*** Block opens ***

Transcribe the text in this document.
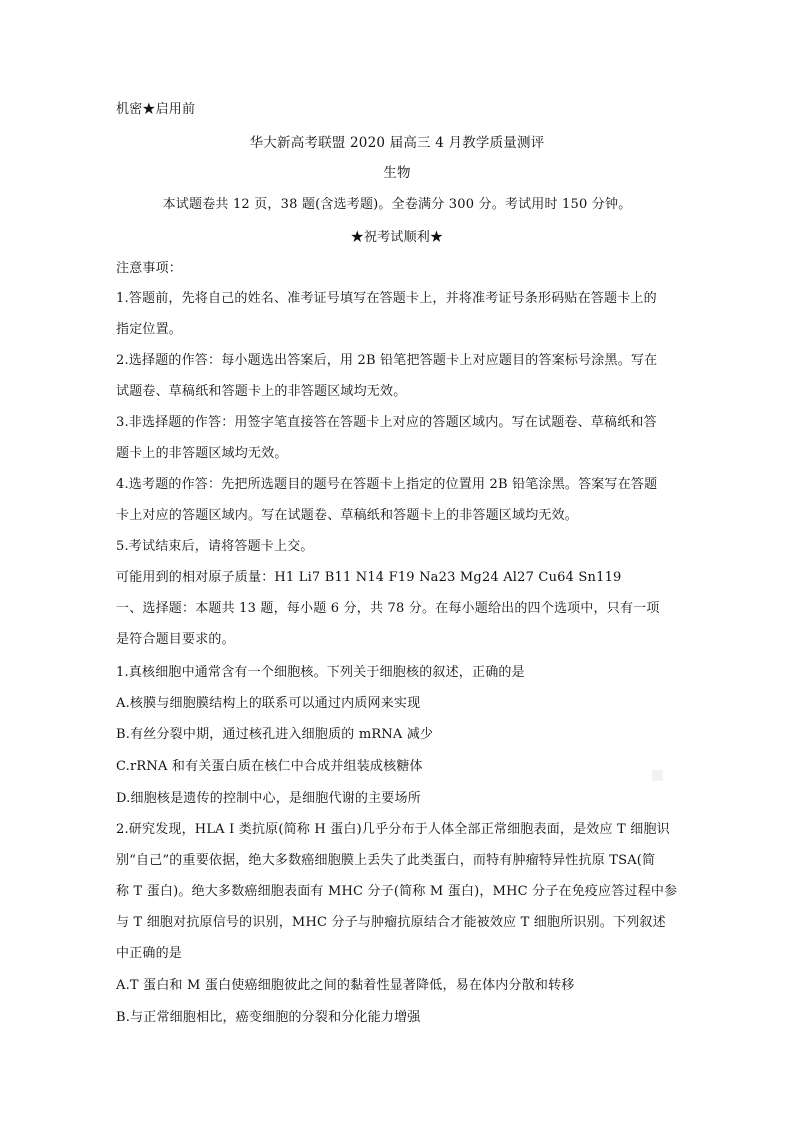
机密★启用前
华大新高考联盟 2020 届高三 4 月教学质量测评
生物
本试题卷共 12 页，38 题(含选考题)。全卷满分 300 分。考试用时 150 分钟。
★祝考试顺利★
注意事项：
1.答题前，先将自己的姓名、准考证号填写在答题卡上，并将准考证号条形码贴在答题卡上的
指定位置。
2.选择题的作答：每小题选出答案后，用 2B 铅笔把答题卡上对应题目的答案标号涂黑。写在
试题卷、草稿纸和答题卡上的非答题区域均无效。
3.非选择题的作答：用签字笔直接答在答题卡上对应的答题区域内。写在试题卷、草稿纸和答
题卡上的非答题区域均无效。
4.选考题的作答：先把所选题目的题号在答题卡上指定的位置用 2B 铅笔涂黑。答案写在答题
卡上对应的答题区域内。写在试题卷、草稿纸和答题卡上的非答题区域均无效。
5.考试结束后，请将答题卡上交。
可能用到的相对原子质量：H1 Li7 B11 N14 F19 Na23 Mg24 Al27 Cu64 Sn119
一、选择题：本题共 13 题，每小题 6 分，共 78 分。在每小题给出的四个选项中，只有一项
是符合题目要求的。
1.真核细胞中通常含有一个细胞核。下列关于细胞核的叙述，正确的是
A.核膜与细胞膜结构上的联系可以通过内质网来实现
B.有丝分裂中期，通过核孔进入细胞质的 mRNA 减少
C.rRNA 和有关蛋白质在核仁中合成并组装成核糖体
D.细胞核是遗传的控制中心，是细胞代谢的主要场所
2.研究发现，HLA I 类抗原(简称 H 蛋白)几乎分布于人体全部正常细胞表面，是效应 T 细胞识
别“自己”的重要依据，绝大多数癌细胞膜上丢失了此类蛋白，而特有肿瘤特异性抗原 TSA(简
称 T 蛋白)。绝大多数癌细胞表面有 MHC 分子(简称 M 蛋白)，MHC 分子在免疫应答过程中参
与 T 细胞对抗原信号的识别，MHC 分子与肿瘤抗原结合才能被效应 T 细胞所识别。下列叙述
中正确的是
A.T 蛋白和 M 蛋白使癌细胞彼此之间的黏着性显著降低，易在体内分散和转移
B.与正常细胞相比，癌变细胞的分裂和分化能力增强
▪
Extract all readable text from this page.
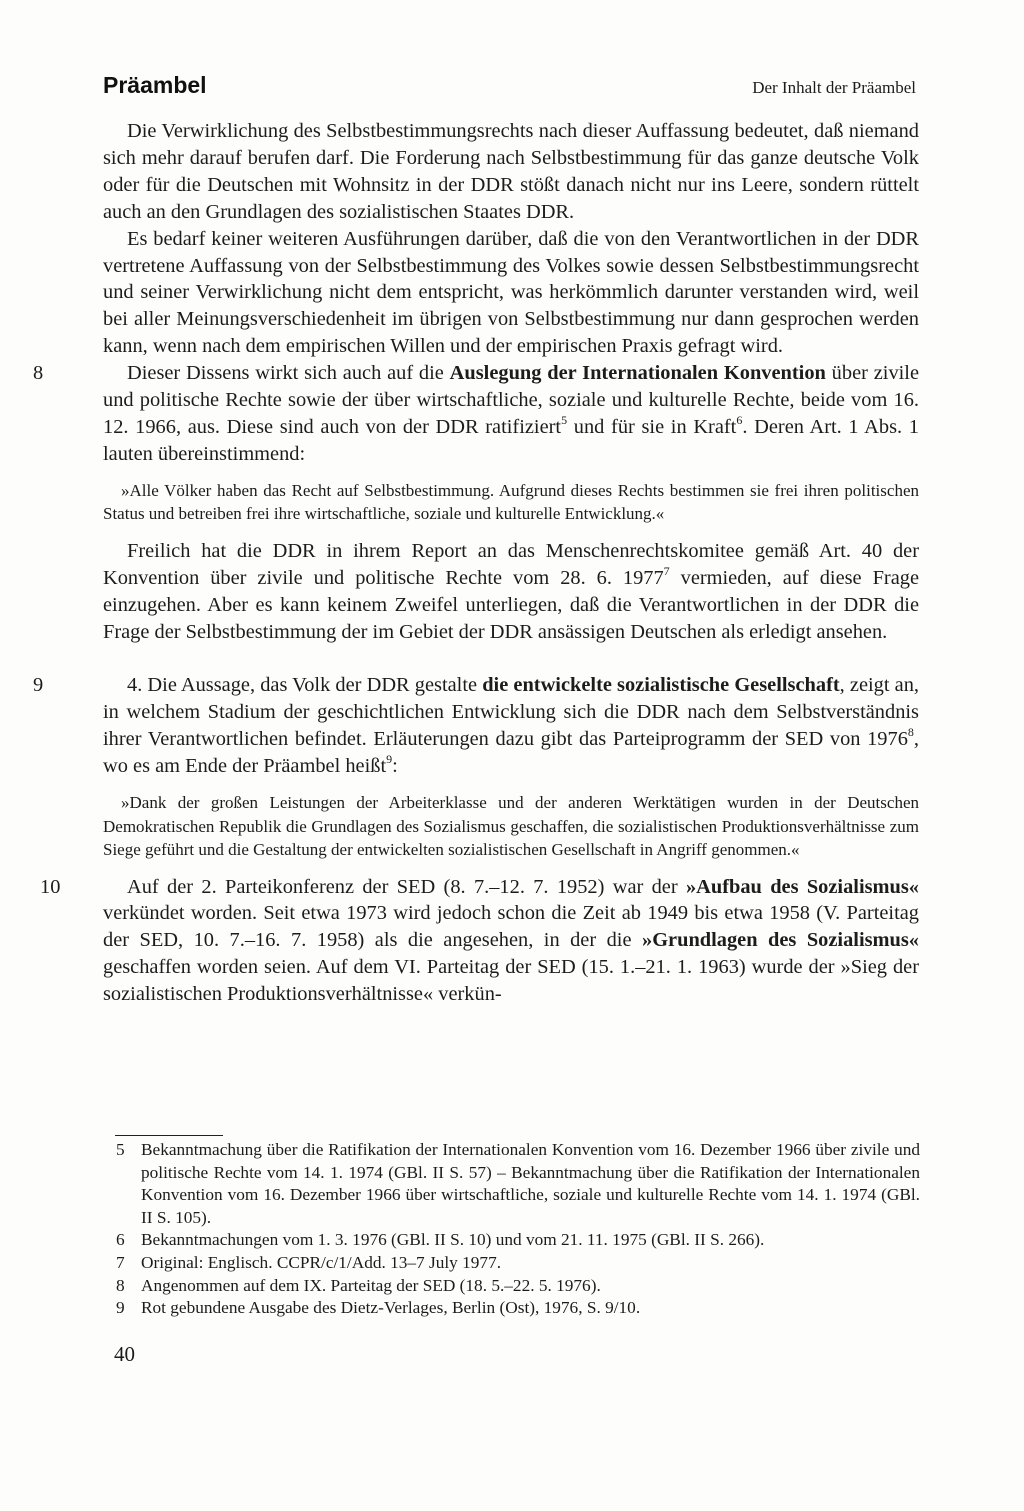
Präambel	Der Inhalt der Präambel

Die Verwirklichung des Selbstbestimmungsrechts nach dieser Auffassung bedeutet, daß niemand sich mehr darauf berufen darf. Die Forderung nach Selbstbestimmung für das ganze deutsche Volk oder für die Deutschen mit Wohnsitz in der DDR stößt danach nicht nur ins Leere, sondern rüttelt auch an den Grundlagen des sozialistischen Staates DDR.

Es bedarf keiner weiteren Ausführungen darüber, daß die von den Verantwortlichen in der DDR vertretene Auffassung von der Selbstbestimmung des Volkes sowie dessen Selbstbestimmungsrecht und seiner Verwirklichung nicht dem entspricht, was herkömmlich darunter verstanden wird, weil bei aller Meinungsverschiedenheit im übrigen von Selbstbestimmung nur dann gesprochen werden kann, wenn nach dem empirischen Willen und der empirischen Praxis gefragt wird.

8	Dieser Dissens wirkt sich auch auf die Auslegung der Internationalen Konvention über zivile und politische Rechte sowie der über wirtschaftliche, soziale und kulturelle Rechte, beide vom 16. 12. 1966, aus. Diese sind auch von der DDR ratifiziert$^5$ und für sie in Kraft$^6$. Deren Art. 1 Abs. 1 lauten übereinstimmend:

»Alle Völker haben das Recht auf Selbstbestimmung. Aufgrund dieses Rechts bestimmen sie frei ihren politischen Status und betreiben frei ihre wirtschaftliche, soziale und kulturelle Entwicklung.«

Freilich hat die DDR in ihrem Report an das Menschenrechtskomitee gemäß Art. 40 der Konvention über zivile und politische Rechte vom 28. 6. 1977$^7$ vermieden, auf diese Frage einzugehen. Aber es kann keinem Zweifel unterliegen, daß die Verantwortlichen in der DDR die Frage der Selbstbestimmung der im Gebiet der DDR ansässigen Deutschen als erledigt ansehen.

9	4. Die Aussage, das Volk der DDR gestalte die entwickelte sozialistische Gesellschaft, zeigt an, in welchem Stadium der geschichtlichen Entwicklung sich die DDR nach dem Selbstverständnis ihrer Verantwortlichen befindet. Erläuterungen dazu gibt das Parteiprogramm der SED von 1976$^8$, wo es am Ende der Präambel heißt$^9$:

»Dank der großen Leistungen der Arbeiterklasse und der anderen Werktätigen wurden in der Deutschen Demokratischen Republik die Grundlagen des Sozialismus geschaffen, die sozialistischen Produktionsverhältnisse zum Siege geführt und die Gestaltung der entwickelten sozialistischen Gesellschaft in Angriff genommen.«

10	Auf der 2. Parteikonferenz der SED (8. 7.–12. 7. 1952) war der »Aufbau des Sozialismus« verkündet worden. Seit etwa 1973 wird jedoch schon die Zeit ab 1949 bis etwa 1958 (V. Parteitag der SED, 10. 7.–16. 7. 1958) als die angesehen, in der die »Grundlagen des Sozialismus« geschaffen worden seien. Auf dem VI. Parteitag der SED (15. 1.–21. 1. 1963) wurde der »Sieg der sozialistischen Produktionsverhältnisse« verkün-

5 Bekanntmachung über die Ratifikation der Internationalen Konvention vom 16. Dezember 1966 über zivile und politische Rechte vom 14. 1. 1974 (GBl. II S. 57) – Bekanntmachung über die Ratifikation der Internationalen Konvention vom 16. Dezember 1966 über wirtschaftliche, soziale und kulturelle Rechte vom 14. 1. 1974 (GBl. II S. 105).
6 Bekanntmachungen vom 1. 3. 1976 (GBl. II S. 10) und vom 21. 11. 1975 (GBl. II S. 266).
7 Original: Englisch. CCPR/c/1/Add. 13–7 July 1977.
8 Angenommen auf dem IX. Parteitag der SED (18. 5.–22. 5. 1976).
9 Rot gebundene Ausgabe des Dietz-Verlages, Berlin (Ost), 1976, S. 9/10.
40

*** Block closes ***

What you have to do: Count every line of the data in which the word "text" appears, and report only the total.

Solution to this task: 2